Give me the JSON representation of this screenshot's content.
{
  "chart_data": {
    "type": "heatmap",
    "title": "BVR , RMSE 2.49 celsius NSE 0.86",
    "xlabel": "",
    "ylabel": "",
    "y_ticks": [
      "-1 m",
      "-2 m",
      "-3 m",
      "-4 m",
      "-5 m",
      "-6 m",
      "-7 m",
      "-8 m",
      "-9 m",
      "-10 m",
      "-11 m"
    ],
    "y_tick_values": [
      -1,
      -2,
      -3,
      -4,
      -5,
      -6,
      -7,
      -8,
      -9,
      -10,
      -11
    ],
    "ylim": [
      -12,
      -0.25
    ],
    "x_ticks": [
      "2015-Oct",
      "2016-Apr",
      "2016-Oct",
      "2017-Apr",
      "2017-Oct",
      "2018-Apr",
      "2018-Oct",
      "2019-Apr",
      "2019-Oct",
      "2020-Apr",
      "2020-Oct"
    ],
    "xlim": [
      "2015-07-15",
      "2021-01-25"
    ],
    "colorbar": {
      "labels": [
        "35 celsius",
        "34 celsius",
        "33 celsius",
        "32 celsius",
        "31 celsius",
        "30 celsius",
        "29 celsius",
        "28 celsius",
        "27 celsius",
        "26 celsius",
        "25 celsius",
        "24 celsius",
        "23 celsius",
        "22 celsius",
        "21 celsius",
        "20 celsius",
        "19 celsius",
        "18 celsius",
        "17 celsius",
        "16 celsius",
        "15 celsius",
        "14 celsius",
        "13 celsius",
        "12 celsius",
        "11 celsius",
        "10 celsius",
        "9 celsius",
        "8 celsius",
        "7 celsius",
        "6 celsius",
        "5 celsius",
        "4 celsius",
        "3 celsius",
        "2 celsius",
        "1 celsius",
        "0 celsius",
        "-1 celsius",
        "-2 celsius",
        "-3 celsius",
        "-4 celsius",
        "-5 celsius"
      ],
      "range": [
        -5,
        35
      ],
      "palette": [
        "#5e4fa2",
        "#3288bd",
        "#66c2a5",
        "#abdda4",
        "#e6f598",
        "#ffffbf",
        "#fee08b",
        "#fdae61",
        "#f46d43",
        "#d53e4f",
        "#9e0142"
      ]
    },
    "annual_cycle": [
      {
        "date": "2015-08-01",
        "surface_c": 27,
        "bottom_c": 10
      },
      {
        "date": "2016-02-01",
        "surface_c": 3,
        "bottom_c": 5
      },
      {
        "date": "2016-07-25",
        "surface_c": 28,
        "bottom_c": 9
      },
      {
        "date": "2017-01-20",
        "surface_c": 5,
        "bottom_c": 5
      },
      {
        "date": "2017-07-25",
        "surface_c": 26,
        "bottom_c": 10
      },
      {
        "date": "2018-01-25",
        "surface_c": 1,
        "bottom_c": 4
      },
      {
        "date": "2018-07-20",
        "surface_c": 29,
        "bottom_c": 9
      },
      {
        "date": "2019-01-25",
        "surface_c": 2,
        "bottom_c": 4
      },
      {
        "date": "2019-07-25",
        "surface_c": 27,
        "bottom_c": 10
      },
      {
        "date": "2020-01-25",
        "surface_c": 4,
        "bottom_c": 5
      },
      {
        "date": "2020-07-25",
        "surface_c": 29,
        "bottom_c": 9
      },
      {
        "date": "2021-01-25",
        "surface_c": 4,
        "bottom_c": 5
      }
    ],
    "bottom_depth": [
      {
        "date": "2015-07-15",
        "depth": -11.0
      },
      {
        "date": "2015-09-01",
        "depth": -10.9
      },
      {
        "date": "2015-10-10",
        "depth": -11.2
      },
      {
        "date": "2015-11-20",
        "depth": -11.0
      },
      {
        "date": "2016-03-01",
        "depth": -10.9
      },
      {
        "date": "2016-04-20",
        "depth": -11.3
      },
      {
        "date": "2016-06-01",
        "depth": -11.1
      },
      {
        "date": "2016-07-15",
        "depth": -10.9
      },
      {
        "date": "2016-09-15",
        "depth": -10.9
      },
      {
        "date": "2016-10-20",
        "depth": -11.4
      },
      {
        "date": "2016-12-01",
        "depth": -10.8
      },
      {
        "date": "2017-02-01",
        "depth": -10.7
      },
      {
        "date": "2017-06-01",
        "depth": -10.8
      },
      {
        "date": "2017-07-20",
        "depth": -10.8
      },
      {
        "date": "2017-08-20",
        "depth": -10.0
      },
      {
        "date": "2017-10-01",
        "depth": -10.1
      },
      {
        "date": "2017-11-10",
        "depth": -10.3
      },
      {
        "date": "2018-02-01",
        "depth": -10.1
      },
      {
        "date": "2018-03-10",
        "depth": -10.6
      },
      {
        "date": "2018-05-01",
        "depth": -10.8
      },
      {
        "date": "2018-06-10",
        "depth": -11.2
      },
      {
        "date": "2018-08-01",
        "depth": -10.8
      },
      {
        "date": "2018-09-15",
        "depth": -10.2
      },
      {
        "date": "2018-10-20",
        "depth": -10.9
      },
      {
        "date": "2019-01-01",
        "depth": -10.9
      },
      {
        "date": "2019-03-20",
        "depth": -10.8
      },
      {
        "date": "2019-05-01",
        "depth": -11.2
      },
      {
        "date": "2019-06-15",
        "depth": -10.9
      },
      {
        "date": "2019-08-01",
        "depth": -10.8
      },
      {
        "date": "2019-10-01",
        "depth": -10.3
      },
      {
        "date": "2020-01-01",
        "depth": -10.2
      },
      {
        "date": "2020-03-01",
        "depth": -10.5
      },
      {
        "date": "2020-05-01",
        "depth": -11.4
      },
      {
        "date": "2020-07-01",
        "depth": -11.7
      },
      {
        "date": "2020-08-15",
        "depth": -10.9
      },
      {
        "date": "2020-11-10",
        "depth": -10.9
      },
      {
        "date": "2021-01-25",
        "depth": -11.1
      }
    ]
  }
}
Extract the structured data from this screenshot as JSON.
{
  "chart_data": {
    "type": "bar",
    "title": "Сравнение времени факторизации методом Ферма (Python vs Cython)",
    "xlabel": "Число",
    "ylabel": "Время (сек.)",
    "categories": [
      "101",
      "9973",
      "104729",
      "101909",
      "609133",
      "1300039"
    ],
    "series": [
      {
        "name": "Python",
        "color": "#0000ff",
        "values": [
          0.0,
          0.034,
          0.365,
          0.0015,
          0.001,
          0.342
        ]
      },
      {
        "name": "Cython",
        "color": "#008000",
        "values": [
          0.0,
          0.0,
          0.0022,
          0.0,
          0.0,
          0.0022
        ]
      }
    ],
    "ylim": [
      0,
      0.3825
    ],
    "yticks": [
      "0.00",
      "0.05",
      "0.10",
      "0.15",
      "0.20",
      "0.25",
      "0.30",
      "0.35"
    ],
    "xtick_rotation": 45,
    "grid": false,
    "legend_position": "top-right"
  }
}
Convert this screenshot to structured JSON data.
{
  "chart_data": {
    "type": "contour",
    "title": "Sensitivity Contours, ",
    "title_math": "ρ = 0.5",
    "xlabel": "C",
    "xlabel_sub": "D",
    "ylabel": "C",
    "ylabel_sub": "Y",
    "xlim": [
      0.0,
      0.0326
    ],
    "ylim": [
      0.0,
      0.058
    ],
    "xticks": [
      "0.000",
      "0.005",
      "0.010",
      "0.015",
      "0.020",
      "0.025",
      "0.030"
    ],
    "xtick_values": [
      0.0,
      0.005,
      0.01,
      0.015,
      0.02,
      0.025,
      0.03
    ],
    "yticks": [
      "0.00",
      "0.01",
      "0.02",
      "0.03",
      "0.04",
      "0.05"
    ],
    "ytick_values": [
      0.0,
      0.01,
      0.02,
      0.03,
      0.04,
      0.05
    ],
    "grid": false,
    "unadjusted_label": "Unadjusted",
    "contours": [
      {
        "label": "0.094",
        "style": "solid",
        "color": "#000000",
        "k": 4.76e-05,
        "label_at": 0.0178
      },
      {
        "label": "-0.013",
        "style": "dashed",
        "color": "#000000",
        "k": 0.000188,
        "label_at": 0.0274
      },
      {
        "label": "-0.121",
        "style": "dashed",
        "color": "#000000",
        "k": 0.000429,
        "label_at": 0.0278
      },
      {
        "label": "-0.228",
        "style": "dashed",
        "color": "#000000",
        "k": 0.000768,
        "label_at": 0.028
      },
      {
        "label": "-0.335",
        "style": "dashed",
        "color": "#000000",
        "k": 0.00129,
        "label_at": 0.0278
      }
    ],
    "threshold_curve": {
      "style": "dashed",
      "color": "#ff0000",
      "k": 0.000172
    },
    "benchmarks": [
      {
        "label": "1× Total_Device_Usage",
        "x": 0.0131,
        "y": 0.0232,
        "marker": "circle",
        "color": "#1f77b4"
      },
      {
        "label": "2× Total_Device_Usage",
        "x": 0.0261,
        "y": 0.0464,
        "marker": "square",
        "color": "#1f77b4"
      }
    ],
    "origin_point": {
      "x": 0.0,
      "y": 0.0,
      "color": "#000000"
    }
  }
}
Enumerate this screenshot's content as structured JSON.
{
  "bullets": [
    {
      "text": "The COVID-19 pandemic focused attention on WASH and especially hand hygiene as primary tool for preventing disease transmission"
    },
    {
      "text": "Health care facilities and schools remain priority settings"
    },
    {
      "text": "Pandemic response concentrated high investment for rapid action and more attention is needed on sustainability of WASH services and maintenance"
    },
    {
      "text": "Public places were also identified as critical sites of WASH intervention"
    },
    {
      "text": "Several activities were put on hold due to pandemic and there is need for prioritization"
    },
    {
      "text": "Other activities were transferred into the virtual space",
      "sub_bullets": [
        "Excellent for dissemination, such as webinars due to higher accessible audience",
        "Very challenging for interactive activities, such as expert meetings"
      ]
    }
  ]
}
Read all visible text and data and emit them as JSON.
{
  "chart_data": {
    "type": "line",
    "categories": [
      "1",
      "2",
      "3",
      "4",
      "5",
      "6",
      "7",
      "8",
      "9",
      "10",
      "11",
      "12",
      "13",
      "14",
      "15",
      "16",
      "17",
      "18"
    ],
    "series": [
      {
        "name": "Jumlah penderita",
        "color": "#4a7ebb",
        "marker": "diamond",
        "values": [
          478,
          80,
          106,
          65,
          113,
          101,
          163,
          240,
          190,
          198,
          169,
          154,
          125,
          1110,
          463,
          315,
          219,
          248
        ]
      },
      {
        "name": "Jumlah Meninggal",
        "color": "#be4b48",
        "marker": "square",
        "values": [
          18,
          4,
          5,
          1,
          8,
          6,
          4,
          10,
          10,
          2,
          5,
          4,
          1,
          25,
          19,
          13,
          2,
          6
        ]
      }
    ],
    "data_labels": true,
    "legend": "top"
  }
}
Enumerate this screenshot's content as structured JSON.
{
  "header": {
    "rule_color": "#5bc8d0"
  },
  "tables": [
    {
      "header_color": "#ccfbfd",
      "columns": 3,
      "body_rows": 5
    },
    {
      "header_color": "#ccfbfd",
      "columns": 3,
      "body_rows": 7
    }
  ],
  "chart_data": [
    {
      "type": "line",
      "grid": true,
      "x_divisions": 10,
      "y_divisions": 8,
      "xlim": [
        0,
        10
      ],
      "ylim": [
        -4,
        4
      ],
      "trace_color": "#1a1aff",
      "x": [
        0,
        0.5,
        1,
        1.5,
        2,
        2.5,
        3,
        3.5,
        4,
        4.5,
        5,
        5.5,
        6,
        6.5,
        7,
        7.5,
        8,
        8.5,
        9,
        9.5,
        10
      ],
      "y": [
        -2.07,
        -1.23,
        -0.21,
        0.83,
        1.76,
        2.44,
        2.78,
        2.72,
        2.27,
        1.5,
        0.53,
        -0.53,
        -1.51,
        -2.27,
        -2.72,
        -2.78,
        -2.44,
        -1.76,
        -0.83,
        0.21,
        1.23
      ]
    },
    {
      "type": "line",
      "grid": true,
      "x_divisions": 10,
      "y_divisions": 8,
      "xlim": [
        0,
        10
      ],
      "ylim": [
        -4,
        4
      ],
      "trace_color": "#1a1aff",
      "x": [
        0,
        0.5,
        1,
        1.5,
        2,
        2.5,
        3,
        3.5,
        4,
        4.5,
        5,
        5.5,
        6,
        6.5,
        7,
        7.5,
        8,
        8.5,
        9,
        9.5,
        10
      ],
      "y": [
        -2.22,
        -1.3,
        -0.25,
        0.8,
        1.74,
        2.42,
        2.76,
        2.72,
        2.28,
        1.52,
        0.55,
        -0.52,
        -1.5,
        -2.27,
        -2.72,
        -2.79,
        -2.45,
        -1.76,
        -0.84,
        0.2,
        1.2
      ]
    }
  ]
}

WHAT YOU ARE ASKED TO DO:
Locate the word "Python" in the data above. Copy every line carrying it.

FINAL RESULT:
    "title": "Сравнение времени факторизации методом Ферма (Python vs Cython)",
        "name": "Python",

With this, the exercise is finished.